## Problem requirements
Leave out the pictures and copy everything else in the entries exactly.

## Material

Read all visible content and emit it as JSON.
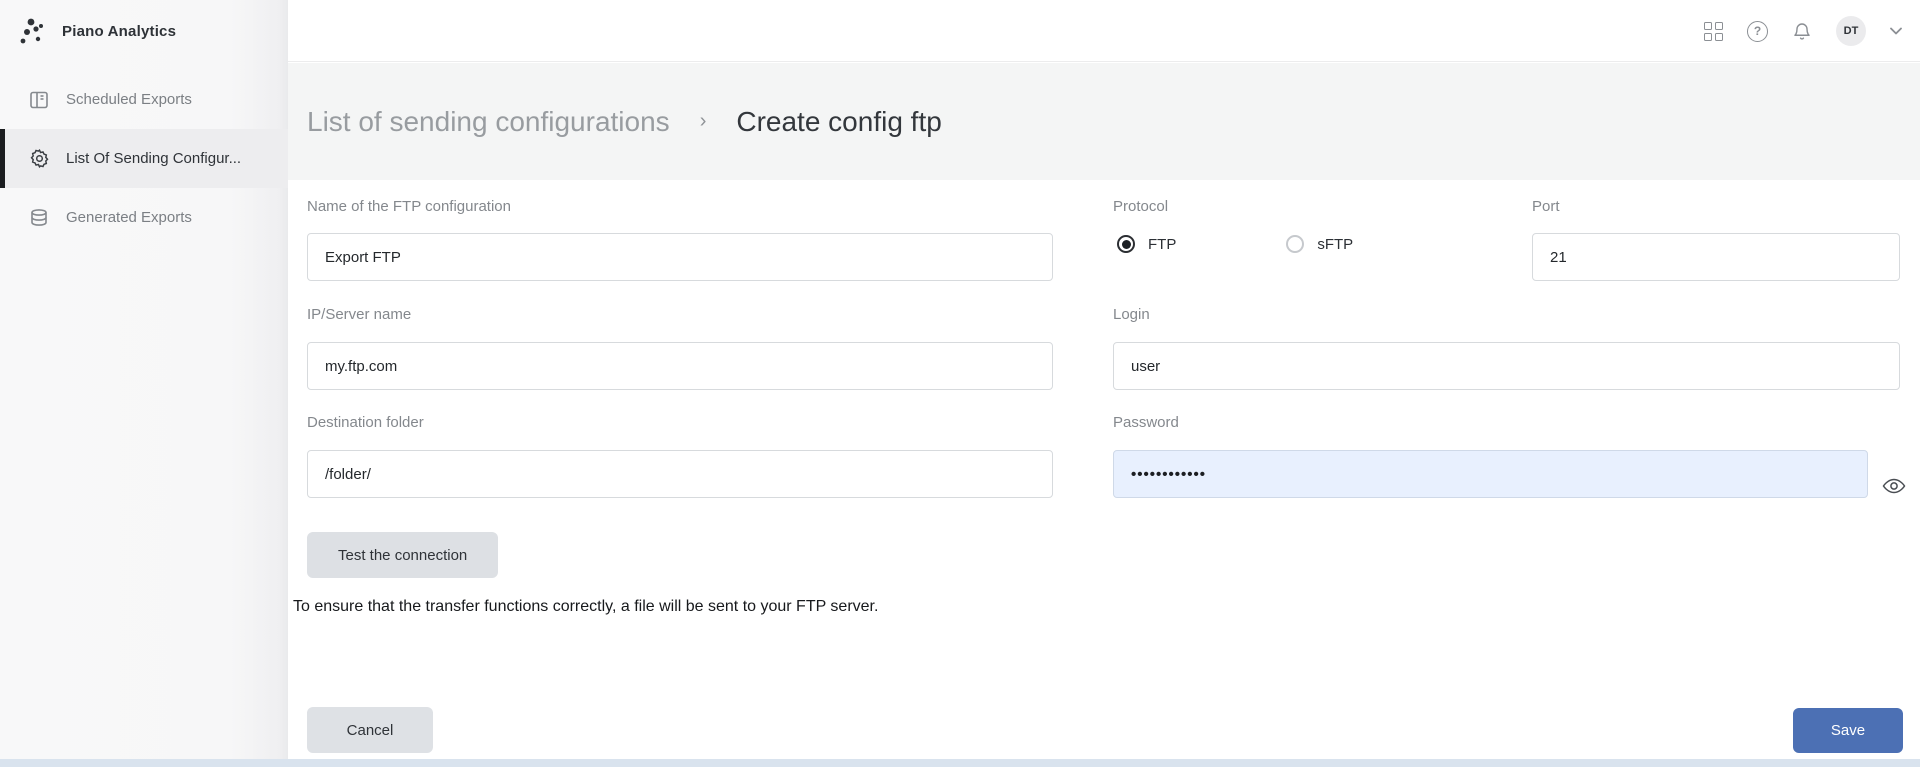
{
  "app": {
    "name": "Piano Analytics"
  },
  "sidebar": {
    "items": [
      {
        "label": "Scheduled Exports",
        "icon": "book-icon",
        "selected": false
      },
      {
        "label": "List Of Sending Configur...",
        "icon": "gear-icon",
        "selected": true
      },
      {
        "label": "Generated Exports",
        "icon": "database-icon",
        "selected": false
      }
    ]
  },
  "topbar": {
    "icons": [
      "apps-grid-icon",
      "help-icon",
      "notifications-bell-icon",
      "chevron-down-icon"
    ],
    "help_glyph": "?",
    "avatar_initials": "DT"
  },
  "breadcrumb": {
    "parent": "List of sending configurations",
    "separator": "›",
    "current": "Create config ftp"
  },
  "form": {
    "name": {
      "label": "Name of the FTP configuration",
      "value": "Export FTP"
    },
    "protocol": {
      "label": "Protocol",
      "options": [
        {
          "label": "FTP",
          "selected": true
        },
        {
          "label": "sFTP",
          "selected": false
        }
      ]
    },
    "port": {
      "label": "Port",
      "value": "21"
    },
    "ip": {
      "label": "IP/Server name",
      "value": "my.ftp.com"
    },
    "login": {
      "label": "Login",
      "value": "user"
    },
    "destination": {
      "label": "Destination folder",
      "value": "/folder/"
    },
    "password": {
      "label": "Password",
      "masked_value": "••••••••••••"
    },
    "test_button": "Test the connection",
    "note": "To ensure that the transfer functions correctly, a file will be sent to your FTP server.",
    "cancel_button": "Cancel",
    "save_button": "Save"
  },
  "colors": {
    "accent_save": "#4c70b4",
    "password_autofill_bg": "#e8f0fe",
    "sidebar_bg": "#f7f7f8",
    "breadcrumb_band_bg": "#f4f5f5",
    "selected_item_border": "#1a1c1f"
  }
}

## The solution
Read all visible content and emit it as JSON.
{
  "app": {
    "name": "Piano Analytics"
  },
  "sidebar": {
    "items": [
      {
        "label": "Scheduled Exports",
        "icon": "book-icon",
        "selected": false
      },
      {
        "label": "List Of Sending Configur...",
        "icon": "gear-icon",
        "selected": true
      },
      {
        "label": "Generated Exports",
        "icon": "database-icon",
        "selected": false
      }
    ]
  },
  "topbar": {
    "icons": [
      "apps-grid-icon",
      "help-icon",
      "notifications-bell-icon",
      "chevron-down-icon"
    ],
    "help_glyph": "?",
    "avatar_initials": "DT"
  },
  "breadcrumb": {
    "parent": "List of sending configurations",
    "separator": "›",
    "current": "Create config ftp"
  },
  "form": {
    "name": {
      "label": "Name of the FTP configuration",
      "value": "Export FTP"
    },
    "protocol": {
      "label": "Protocol",
      "options": [
        {
          "label": "FTP",
          "selected": true
        },
        {
          "label": "sFTP",
          "selected": false
        }
      ]
    },
    "port": {
      "label": "Port",
      "value": "21"
    },
    "ip": {
      "label": "IP/Server name",
      "value": "my.ftp.com"
    },
    "login": {
      "label": "Login",
      "value": "user"
    },
    "destination": {
      "label": "Destination folder",
      "value": "/folder/"
    },
    "password": {
      "label": "Password",
      "masked_value": "••••••••••••"
    },
    "test_button": "Test the connection",
    "note": "To ensure that the transfer functions correctly, a file will be sent to your FTP server.",
    "cancel_button": "Cancel",
    "save_button": "Save"
  },
  "colors": {
    "accent_save": "#4c70b4",
    "password_autofill_bg": "#e8f0fe",
    "sidebar_bg": "#f7f7f8",
    "breadcrumb_band_bg": "#f4f5f5",
    "selected_item_border": "#1a1c1f"
  }
}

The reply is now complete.